**Aim**
Below is a listing. Gather each line of it that contains "name".

● ● ● ●

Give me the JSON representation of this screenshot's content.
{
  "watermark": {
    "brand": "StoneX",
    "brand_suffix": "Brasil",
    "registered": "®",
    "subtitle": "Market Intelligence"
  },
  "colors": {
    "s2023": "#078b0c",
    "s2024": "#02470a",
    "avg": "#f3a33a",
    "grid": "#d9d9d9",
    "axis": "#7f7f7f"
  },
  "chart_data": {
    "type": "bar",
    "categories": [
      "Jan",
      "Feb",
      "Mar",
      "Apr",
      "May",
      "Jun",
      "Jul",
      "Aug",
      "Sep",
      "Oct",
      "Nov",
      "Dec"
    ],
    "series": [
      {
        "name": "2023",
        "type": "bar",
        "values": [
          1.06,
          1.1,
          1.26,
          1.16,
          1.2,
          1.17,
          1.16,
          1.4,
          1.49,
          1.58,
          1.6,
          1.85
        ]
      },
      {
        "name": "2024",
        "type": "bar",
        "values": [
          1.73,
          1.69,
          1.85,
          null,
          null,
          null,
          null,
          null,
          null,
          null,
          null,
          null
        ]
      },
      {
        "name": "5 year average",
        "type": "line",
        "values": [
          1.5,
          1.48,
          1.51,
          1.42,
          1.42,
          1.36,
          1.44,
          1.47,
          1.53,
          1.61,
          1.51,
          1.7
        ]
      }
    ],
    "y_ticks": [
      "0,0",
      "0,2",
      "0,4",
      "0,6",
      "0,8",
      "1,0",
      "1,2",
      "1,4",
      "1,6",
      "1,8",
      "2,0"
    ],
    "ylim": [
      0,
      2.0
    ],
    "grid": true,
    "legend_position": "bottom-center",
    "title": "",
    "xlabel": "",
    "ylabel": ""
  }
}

● ● ● ●

**Expected answer**
        "name": "2023",
        "name": "2024",
        "name": "5 year average",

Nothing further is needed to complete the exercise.